**PROVIDED MATERIAL**

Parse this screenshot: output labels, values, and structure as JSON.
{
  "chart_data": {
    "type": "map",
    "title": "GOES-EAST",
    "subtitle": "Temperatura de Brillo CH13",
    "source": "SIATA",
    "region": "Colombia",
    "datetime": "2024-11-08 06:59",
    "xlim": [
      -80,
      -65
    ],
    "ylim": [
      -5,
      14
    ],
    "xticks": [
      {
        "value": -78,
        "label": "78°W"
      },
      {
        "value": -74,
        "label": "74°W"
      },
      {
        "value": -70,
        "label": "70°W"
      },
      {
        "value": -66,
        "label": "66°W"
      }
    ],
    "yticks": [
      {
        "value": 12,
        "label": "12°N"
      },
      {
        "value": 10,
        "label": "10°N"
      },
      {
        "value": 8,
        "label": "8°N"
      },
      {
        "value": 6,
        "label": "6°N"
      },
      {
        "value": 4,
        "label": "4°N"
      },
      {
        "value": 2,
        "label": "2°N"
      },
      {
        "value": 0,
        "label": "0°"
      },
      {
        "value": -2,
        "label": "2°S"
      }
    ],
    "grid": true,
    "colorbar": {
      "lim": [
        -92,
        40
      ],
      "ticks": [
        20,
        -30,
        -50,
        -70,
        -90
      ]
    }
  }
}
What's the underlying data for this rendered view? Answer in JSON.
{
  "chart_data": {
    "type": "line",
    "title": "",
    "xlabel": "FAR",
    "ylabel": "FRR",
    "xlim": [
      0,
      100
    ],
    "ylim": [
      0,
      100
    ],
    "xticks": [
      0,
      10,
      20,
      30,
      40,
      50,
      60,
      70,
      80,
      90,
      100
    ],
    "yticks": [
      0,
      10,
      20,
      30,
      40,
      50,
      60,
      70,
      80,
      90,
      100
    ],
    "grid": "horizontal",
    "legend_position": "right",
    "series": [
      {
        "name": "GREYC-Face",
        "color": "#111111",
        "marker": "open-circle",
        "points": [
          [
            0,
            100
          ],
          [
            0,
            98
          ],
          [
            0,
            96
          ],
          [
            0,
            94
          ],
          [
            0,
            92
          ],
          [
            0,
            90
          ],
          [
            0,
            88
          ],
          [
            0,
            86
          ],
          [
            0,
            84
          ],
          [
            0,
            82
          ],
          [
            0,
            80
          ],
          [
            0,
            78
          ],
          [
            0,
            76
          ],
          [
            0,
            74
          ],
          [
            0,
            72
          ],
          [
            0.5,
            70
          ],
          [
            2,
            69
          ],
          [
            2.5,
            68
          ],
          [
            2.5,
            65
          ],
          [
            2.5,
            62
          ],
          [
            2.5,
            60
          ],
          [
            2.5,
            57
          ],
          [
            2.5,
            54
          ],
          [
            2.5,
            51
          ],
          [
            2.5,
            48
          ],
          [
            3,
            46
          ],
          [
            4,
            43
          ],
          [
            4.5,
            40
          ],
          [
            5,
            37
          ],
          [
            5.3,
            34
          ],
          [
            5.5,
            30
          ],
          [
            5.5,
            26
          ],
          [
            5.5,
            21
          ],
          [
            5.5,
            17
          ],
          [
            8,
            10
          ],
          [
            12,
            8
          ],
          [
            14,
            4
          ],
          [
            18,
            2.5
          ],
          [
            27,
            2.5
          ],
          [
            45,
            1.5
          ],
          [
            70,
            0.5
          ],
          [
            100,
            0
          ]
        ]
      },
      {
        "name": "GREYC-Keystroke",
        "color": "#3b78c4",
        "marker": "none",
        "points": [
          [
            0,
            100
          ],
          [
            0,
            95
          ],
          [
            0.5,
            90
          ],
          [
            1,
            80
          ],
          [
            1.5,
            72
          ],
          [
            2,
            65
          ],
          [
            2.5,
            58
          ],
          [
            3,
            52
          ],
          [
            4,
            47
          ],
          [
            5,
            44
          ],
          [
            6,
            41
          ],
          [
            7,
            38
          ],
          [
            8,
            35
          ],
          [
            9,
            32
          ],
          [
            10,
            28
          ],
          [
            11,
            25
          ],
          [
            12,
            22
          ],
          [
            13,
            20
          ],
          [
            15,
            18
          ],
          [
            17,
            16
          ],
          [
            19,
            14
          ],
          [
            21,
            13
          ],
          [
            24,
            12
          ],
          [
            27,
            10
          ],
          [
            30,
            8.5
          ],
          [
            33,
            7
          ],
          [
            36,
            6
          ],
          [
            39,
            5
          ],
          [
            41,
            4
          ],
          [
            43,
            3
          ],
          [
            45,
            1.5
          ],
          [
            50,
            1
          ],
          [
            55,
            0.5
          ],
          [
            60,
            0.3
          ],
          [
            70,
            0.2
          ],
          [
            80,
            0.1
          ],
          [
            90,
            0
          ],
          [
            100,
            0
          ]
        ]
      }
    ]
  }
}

**YOUR GOAL**
Reproduce the full listing above, character for character.

**ANSWER FOR THE TASK**
Parse this screenshot: output labels, values, and structure as JSON.
{
  "chart_data": {
    "type": "map",
    "title": "GOES-EAST",
    "subtitle": "Temperatura de Brillo CH13",
    "source": "SIATA",
    "region": "Colombia",
    "datetime": "2024-11-08 06:59",
    "xlim": [
      -80,
      -65
    ],
    "ylim": [
      -5,
      14
    ],
    "xticks": [
      {
        "value": -78,
        "label": "78°W"
      },
      {
        "value": -74,
        "label": "74°W"
      },
      {
        "value": -70,
        "label": "70°W"
      },
      {
        "value": -66,
        "label": "66°W"
      }
    ],
    "yticks": [
      {
        "value": 12,
        "label": "12°N"
      },
      {
        "value": 10,
        "label": "10°N"
      },
      {
        "value": 8,
        "label": "8°N"
      },
      {
        "value": 6,
        "label": "6°N"
      },
      {
        "value": 4,
        "label": "4°N"
      },
      {
        "value": 2,
        "label": "2°N"
      },
      {
        "value": 0,
        "label": "0°"
      },
      {
        "value": -2,
        "label": "2°S"
      }
    ],
    "grid": true,
    "colorbar": {
      "lim": [
        -92,
        40
      ],
      "ticks": [
        20,
        -30,
        -50,
        -70,
        -90
      ]
    }
  }
}
What's the underlying data for this rendered view? Answer in JSON.
{
  "chart_data": {
    "type": "line",
    "title": "",
    "xlabel": "FAR",
    "ylabel": "FRR",
    "xlim": [
      0,
      100
    ],
    "ylim": [
      0,
      100
    ],
    "xticks": [
      0,
      10,
      20,
      30,
      40,
      50,
      60,
      70,
      80,
      90,
      100
    ],
    "yticks": [
      0,
      10,
      20,
      30,
      40,
      50,
      60,
      70,
      80,
      90,
      100
    ],
    "grid": "horizontal",
    "legend_position": "right",
    "series": [
      {
        "name": "GREYC-Face",
        "color": "#111111",
        "marker": "open-circle",
        "points": [
          [
            0,
            100
          ],
          [
            0,
            98
          ],
          [
            0,
            96
          ],
          [
            0,
            94
          ],
          [
            0,
            92
          ],
          [
            0,
            90
          ],
          [
            0,
            88
          ],
          [
            0,
            86
          ],
          [
            0,
            84
          ],
          [
            0,
            82
          ],
          [
            0,
            80
          ],
          [
            0,
            78
          ],
          [
            0,
            76
          ],
          [
            0,
            74
          ],
          [
            0,
            72
          ],
          [
            0.5,
            70
          ],
          [
            2,
            69
          ],
          [
            2.5,
            68
          ],
          [
            2.5,
            65
          ],
          [
            2.5,
            62
          ],
          [
            2.5,
            60
          ],
          [
            2.5,
            57
          ],
          [
            2.5,
            54
          ],
          [
            2.5,
            51
          ],
          [
            2.5,
            48
          ],
          [
            3,
            46
          ],
          [
            4,
            43
          ],
          [
            4.5,
            40
          ],
          [
            5,
            37
          ],
          [
            5.3,
            34
          ],
          [
            5.5,
            30
          ],
          [
            5.5,
            26
          ],
          [
            5.5,
            21
          ],
          [
            5.5,
            17
          ],
          [
            8,
            10
          ],
          [
            12,
            8
          ],
          [
            14,
            4
          ],
          [
            18,
            2.5
          ],
          [
            27,
            2.5
          ],
          [
            45,
            1.5
          ],
          [
            70,
            0.5
          ],
          [
            100,
            0
          ]
        ]
      },
      {
        "name": "GREYC-Keystroke",
        "color": "#3b78c4",
        "marker": "none",
        "points": [
          [
            0,
            100
          ],
          [
            0,
            95
          ],
          [
            0.5,
            90
          ],
          [
            1,
            80
          ],
          [
            1.5,
            72
          ],
          [
            2,
            65
          ],
          [
            2.5,
            58
          ],
          [
            3,
            52
          ],
          [
            4,
            47
          ],
          [
            5,
            44
          ],
          [
            6,
            41
          ],
          [
            7,
            38
          ],
          [
            8,
            35
          ],
          [
            9,
            32
          ],
          [
            10,
            28
          ],
          [
            11,
            25
          ],
          [
            12,
            22
          ],
          [
            13,
            20
          ],
          [
            15,
            18
          ],
          [
            17,
            16
          ],
          [
            19,
            14
          ],
          [
            21,
            13
          ],
          [
            24,
            12
          ],
          [
            27,
            10
          ],
          [
            30,
            8.5
          ],
          [
            33,
            7
          ],
          [
            36,
            6
          ],
          [
            39,
            5
          ],
          [
            41,
            4
          ],
          [
            43,
            3
          ],
          [
            45,
            1.5
          ],
          [
            50,
            1
          ],
          [
            55,
            0.5
          ],
          [
            60,
            0.3
          ],
          [
            70,
            0.2
          ],
          [
            80,
            0.1
          ],
          [
            90,
            0
          ],
          [
            100,
            0
          ]
        ]
      }
    ]
  }
}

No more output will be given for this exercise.